Please reproduce every record, keeping each one exactly as written.
# Records for the task start
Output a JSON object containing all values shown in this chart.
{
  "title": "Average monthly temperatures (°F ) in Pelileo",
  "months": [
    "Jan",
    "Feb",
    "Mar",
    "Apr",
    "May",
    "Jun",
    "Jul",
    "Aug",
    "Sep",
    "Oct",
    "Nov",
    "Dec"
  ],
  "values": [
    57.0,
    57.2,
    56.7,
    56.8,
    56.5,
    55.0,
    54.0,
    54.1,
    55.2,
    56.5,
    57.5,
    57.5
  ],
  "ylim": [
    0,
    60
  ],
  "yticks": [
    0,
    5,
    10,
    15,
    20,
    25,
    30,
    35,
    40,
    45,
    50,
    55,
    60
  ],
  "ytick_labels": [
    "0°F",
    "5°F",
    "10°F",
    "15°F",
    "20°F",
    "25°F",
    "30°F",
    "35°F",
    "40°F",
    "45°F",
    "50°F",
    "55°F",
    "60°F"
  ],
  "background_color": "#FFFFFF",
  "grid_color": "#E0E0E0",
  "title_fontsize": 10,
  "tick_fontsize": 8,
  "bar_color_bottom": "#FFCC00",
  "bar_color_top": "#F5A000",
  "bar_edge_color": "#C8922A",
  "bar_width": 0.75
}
# Records for the task end
*Final result*
Output a JSON object containing all values shown in this chart.
{
  "title": "Average monthly temperatures (°F ) in Pelileo",
  "months": [
    "Jan",
    "Feb",
    "Mar",
    "Apr",
    "May",
    "Jun",
    "Jul",
    "Aug",
    "Sep",
    "Oct",
    "Nov",
    "Dec"
  ],
  "values": [
    57.0,
    57.2,
    56.7,
    56.8,
    56.5,
    55.0,
    54.0,
    54.1,
    55.2,
    56.5,
    57.5,
    57.5
  ],
  "ylim": [
    0,
    60
  ],
  "yticks": [
    0,
    5,
    10,
    15,
    20,
    25,
    30,
    35,
    40,
    45,
    50,
    55,
    60
  ],
  "ytick_labels": [
    "0°F",
    "5°F",
    "10°F",
    "15°F",
    "20°F",
    "25°F",
    "30°F",
    "35°F",
    "40°F",
    "45°F",
    "50°F",
    "55°F",
    "60°F"
  ],
  "background_color": "#FFFFFF",
  "grid_color": "#E0E0E0",
  "title_fontsize": 10,
  "tick_fontsize": 8,
  "bar_color_bottom": "#FFCC00",
  "bar_color_top": "#F5A000",
  "bar_edge_color": "#C8922A",
  "bar_width": 0.75
}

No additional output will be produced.